Problem to work on: Find the word "Elizabeth" in the records below. List each line containing it.

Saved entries
§ §

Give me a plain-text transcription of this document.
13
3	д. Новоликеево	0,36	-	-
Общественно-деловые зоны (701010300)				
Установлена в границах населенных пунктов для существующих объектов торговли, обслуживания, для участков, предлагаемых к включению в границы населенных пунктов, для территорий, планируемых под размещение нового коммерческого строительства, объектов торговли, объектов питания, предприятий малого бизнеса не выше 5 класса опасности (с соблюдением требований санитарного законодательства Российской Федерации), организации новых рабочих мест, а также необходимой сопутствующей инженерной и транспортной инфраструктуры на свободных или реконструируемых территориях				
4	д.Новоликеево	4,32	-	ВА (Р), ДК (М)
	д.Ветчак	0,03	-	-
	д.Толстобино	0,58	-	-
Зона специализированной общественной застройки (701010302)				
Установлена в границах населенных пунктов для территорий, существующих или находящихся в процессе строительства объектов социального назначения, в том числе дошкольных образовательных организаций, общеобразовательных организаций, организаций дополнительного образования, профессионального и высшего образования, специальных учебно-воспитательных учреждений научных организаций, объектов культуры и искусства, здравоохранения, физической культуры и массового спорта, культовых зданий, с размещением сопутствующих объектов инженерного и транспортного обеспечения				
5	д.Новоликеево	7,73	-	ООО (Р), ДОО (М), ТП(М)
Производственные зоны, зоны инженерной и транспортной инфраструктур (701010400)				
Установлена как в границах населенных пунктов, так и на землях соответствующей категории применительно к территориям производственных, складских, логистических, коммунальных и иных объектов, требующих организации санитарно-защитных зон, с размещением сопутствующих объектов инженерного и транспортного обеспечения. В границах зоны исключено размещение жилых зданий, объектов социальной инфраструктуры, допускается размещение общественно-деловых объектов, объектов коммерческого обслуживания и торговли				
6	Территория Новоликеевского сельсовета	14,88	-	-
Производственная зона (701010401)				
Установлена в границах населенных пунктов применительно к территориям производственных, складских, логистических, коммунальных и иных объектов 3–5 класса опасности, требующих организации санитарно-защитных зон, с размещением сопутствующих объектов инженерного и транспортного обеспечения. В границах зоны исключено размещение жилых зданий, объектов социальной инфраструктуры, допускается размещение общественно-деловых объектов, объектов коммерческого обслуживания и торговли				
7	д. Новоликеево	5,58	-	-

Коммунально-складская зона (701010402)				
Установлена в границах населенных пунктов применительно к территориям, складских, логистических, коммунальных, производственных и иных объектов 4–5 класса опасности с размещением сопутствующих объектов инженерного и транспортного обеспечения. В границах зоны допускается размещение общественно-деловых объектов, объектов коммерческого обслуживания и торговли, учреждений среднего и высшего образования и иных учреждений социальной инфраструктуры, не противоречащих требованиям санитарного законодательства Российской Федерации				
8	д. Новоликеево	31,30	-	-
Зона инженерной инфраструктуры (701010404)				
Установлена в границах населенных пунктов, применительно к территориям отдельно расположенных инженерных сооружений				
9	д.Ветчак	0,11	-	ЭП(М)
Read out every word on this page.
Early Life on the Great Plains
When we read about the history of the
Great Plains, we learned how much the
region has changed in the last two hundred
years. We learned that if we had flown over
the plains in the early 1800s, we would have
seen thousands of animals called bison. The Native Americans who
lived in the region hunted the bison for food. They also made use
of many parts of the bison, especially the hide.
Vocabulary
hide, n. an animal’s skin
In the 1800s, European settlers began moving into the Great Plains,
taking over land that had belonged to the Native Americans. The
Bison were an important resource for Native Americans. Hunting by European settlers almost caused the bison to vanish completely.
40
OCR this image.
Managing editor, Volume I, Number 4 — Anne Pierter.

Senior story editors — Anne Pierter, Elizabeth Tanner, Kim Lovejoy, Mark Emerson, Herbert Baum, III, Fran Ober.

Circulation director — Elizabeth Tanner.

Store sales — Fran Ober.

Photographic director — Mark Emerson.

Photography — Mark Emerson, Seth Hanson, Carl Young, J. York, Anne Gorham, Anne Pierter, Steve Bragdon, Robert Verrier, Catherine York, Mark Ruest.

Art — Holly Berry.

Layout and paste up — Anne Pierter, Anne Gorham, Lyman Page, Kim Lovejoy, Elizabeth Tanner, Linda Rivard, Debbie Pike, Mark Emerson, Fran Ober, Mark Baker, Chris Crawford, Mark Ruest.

§ §

Exercise solution:
Senior story editors — Anne Pierter, Elizabeth Tanner, Kim Lovejoy, Mark Emerson, Herbert Baum, III, Fran Ober.
Circulation director — Elizabeth Tanner.
Layout and paste up — Anne Pierter, Anne Gorham, Lyman Page, Kim Lovejoy, Elizabeth Tanner, Linda Rivard, Debbie Pike, Mark Emerson, Fran Ober, Mark Baker, Chris Crawford, Mark Ruest.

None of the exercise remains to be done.